— start of RECORDS SUPPLIED —
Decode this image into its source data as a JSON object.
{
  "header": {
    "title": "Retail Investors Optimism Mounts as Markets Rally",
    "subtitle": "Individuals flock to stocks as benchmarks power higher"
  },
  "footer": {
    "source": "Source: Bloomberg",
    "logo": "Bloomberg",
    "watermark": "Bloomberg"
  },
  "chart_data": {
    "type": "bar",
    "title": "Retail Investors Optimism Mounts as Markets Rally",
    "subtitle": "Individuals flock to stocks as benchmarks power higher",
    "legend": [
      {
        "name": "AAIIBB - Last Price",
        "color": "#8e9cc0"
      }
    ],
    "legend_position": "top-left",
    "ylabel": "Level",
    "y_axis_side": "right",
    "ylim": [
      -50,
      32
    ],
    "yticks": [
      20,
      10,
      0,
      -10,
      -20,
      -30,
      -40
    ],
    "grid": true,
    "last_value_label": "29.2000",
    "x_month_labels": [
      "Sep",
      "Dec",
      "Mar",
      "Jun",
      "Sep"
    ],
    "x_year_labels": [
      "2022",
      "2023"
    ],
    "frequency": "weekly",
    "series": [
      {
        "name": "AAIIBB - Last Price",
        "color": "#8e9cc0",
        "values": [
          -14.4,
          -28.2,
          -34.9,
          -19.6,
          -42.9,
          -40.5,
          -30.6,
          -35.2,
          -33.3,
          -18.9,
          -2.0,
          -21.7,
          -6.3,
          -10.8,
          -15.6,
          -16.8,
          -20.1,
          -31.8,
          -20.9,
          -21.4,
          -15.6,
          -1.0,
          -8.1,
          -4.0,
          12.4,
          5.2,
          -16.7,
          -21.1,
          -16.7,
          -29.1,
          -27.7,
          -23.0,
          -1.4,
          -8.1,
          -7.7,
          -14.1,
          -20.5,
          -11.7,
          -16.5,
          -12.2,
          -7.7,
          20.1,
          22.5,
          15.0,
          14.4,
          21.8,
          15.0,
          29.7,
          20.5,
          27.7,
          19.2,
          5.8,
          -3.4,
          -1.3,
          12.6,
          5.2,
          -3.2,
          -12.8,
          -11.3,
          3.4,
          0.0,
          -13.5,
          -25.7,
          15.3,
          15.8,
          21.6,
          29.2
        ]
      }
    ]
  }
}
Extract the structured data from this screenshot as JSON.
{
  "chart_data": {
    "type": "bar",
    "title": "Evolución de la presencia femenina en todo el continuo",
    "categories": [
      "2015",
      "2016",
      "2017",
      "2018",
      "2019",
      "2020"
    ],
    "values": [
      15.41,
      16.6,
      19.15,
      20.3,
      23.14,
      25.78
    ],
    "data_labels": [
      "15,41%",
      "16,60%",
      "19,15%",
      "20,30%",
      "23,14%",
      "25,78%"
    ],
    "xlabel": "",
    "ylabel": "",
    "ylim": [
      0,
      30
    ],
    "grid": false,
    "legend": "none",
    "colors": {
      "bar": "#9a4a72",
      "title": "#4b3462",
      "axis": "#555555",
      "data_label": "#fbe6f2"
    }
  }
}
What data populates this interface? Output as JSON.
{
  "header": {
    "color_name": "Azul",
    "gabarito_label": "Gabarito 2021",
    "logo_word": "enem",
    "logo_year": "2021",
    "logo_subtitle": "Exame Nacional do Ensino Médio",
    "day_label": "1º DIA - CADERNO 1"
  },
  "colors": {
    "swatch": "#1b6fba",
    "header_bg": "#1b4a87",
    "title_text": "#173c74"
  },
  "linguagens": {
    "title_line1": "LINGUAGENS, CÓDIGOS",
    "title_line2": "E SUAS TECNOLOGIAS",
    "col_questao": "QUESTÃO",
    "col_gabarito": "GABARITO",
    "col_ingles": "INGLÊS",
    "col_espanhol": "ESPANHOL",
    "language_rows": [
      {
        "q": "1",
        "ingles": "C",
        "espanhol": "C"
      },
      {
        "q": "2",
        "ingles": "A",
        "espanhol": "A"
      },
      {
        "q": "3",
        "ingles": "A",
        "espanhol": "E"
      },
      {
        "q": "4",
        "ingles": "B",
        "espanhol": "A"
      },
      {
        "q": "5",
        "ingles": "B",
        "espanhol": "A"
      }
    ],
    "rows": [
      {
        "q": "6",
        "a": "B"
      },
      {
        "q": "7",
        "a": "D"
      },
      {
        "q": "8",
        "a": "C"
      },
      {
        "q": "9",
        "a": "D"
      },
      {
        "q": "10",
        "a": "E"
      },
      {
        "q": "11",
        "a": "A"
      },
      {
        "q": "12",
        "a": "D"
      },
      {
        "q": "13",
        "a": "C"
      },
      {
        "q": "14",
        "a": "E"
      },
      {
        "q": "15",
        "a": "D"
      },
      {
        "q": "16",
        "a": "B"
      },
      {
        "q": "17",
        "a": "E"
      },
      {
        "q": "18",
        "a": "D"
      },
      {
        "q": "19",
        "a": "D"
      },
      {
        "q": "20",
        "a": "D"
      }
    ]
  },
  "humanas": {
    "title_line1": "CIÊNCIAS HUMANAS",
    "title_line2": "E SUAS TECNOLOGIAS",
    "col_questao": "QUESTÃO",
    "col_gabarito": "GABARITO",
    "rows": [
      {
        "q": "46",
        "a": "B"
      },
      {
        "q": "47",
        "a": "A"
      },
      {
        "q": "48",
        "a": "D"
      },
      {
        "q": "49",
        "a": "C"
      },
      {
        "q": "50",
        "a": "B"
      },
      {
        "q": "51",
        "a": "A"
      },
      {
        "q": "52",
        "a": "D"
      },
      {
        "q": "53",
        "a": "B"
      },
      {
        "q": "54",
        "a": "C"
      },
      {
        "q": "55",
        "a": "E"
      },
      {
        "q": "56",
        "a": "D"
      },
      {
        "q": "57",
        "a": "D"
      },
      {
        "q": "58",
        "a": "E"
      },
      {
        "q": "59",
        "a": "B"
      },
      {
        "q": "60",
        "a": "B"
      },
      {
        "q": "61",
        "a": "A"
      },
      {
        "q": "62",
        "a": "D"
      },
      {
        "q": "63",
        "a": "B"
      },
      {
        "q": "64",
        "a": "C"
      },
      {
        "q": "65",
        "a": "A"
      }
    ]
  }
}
— end of RECORDS SUPPLIED —
— start of RECORDS SUPPLIED —
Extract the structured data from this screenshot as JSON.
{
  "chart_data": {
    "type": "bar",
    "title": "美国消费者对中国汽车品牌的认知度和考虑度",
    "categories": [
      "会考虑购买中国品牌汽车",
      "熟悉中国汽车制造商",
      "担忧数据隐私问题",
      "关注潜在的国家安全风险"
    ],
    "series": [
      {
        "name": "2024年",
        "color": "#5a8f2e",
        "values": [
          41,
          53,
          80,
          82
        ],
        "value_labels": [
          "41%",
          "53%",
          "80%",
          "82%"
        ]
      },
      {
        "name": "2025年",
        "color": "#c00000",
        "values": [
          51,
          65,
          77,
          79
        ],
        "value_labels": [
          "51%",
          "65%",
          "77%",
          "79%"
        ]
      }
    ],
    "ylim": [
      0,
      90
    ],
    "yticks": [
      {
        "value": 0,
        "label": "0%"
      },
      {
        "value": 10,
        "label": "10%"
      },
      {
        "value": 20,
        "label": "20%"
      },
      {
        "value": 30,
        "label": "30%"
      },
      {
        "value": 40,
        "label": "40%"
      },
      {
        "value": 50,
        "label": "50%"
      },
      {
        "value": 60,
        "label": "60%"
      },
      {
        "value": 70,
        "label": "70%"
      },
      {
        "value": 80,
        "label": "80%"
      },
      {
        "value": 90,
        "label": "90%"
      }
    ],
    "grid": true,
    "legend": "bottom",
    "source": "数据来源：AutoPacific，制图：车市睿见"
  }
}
— end of RECORDS SUPPLIED —
— start of RECORDS SUPPLIED —
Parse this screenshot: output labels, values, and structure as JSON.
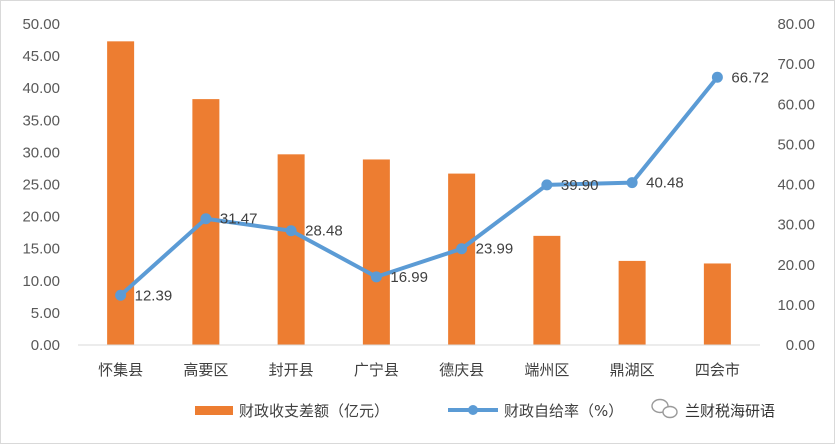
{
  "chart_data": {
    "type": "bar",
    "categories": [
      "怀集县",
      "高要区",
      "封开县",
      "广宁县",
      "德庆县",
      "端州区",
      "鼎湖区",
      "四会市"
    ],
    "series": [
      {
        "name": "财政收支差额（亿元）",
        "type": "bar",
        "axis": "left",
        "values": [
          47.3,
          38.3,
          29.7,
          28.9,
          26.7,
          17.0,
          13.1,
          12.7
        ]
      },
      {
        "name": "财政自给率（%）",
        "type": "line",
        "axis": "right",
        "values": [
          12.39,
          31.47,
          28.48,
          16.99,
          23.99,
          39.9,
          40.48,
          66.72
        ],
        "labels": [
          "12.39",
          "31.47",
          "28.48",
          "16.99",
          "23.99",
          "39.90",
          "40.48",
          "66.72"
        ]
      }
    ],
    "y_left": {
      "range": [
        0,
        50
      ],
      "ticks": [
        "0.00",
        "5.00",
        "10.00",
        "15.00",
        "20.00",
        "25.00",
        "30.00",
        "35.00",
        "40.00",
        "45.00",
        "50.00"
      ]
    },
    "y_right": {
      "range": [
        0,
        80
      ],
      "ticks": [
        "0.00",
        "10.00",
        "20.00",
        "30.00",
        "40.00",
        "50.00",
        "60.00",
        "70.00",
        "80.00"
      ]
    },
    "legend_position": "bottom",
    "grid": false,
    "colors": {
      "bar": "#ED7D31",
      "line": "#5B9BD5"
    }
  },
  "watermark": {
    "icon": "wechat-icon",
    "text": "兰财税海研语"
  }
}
— end of RECORDS SUPPLIED —
### PROBLEM STATEMENT
Search the preceding listing for "source" and extract every line where it is found.

### ANSWER TO THIS TASK
Decode this image into its source data as a JSON object.
    "source": "Source: Bloomberg",
    "source": "数据来源：AutoPacific，制图：车市睿见"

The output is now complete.